_EXERCISE REQUIREMENTS_
Transcribe each line of the records below exactly, excluding any embedded images.

_DATA EXCERPTS_
+ + + + + + +
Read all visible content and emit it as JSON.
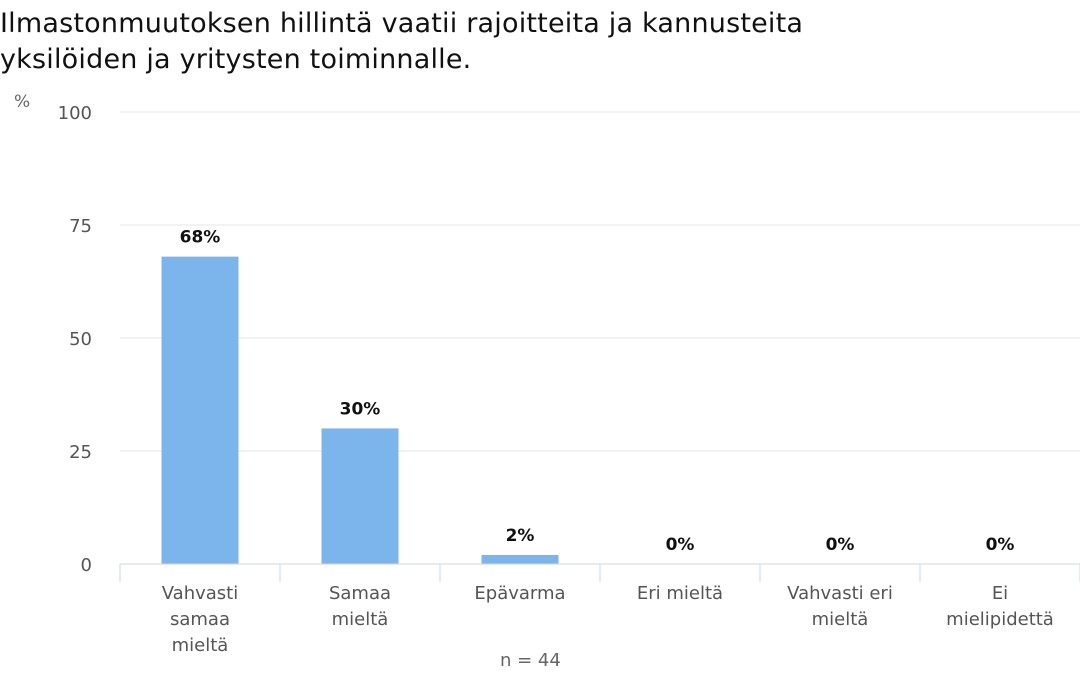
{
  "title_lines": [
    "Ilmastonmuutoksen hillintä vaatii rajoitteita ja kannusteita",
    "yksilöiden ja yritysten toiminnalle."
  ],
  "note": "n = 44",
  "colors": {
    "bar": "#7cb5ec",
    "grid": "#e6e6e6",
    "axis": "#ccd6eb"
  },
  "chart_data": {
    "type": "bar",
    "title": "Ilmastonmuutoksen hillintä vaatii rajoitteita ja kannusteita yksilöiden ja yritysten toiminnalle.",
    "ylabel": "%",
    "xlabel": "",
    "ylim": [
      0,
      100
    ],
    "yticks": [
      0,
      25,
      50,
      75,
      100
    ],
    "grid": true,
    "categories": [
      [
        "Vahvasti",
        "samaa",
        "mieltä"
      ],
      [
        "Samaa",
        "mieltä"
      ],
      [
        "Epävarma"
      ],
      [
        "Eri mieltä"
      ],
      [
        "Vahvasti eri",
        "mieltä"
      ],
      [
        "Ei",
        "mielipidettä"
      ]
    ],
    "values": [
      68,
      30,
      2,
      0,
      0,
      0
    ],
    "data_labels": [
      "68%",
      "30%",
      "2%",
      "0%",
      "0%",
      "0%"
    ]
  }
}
+ + + + + + +
_RESULT OF THE EXERCISE_
Read all visible content and emit it as JSON.
{
  "title_lines": [
    "Ilmastonmuutoksen hillintä vaatii rajoitteita ja kannusteita",
    "yksilöiden ja yritysten toiminnalle."
  ],
  "note": "n = 44",
  "colors": {
    "bar": "#7cb5ec",
    "grid": "#e6e6e6",
    "axis": "#ccd6eb"
  },
  "chart_data": {
    "type": "bar",
    "title": "Ilmastonmuutoksen hillintä vaatii rajoitteita ja kannusteita yksilöiden ja yritysten toiminnalle.",
    "ylabel": "%",
    "xlabel": "",
    "ylim": [
      0,
      100
    ],
    "yticks": [
      0,
      25,
      50,
      75,
      100
    ],
    "grid": true,
    "categories": [
      [
        "Vahvasti",
        "samaa",
        "mieltä"
      ],
      [
        "Samaa",
        "mieltä"
      ],
      [
        "Epävarma"
      ],
      [
        "Eri mieltä"
      ],
      [
        "Vahvasti eri",
        "mieltä"
      ],
      [
        "Ei",
        "mielipidettä"
      ]
    ],
    "values": [
      68,
      30,
      2,
      0,
      0,
      0
    ],
    "data_labels": [
      "68%",
      "30%",
      "2%",
      "0%",
      "0%",
      "0%"
    ]
  }
}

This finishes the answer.